■ Dataset records

•••••

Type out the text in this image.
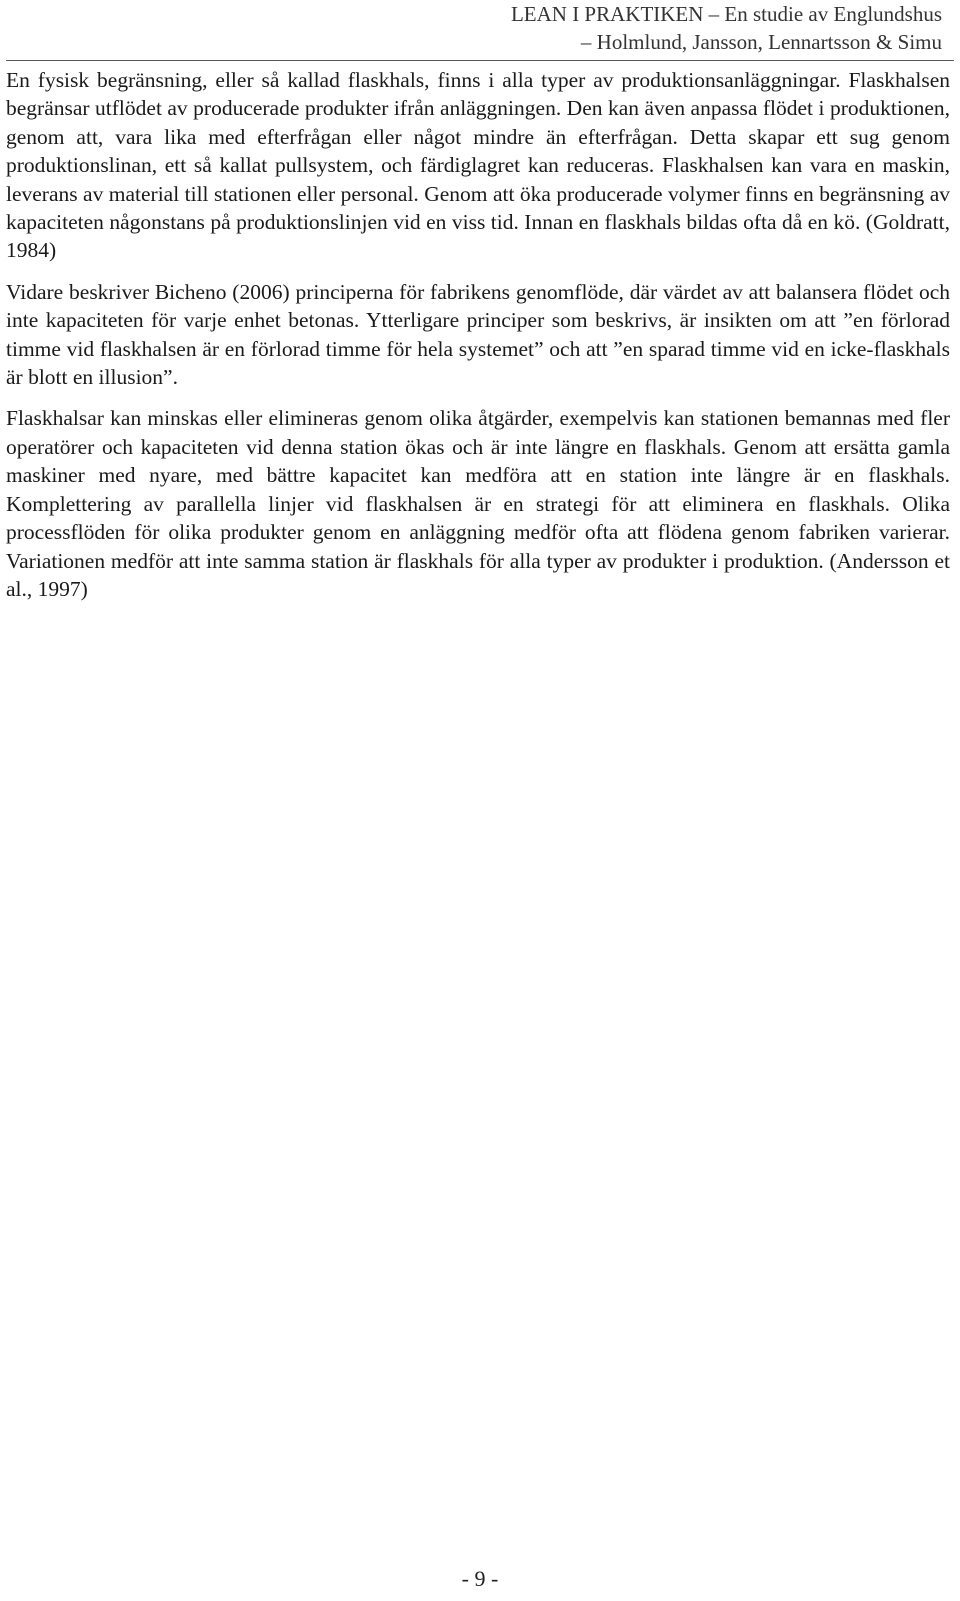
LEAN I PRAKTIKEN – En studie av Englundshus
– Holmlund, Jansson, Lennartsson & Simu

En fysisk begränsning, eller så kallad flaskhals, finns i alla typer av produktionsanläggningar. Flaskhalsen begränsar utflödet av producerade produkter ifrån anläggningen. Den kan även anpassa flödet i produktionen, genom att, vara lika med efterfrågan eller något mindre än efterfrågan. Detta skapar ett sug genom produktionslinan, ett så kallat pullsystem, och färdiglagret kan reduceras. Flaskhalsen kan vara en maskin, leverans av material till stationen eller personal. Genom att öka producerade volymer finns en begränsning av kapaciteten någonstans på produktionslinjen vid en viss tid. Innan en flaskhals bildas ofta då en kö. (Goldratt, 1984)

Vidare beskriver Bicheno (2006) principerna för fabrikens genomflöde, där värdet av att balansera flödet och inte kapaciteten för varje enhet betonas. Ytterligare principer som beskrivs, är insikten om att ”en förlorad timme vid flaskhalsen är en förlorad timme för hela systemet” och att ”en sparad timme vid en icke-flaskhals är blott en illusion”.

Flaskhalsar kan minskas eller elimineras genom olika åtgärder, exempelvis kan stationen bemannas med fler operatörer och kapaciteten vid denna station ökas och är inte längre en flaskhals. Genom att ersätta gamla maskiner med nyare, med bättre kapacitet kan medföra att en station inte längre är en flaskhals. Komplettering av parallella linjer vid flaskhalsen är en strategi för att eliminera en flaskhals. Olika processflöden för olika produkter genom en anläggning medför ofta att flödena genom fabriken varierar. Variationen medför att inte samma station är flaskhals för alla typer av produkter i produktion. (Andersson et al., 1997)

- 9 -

•••••

■ What is needed
Transcribe the records above exactly and drop every picture.

■ Output for this task
Type out the text in this image.
LEAN I PRAKTIKEN – En studie av Englundshus
– Holmlund, Jansson, Lennartsson & Simu

En fysisk begränsning, eller så kallad flaskhals, finns i alla typer av produktionsanläggningar. Flaskhalsen begränsar utflödet av producerade produkter ifrån anläggningen. Den kan även anpassa flödet i produktionen, genom att, vara lika med efterfrågan eller något mindre än efterfrågan. Detta skapar ett sug genom produktionslinan, ett så kallat pullsystem, och färdiglagret kan reduceras. Flaskhalsen kan vara en maskin, leverans av material till stationen eller personal. Genom att öka producerade volymer finns en begränsning av kapaciteten någonstans på produktionslinjen vid en viss tid. Innan en flaskhals bildas ofta då en kö. (Goldratt, 1984)

Vidare beskriver Bicheno (2006) principerna för fabrikens genomflöde, där värdet av att balansera flödet och inte kapaciteten för varje enhet betonas. Ytterligare principer som beskrivs, är insikten om att ”en förlorad timme vid flaskhalsen är en förlorad timme för hela systemet” och att ”en sparad timme vid en icke-flaskhals är blott en illusion”.

Flaskhalsar kan minskas eller elimineras genom olika åtgärder, exempelvis kan stationen bemannas med fler operatörer och kapaciteten vid denna station ökas och är inte längre en flaskhals. Genom att ersätta gamla maskiner med nyare, med bättre kapacitet kan medföra att en station inte längre är en flaskhals. Komplettering av parallella linjer vid flaskhalsen är en strategi för att eliminera en flaskhals. Olika processflöden för olika produkter genom en anläggning medför ofta att flödena genom fabriken varierar. Variationen medför att inte samma station är flaskhals för alla typer av produkter i produktion. (Andersson et al., 1997)

- 9 -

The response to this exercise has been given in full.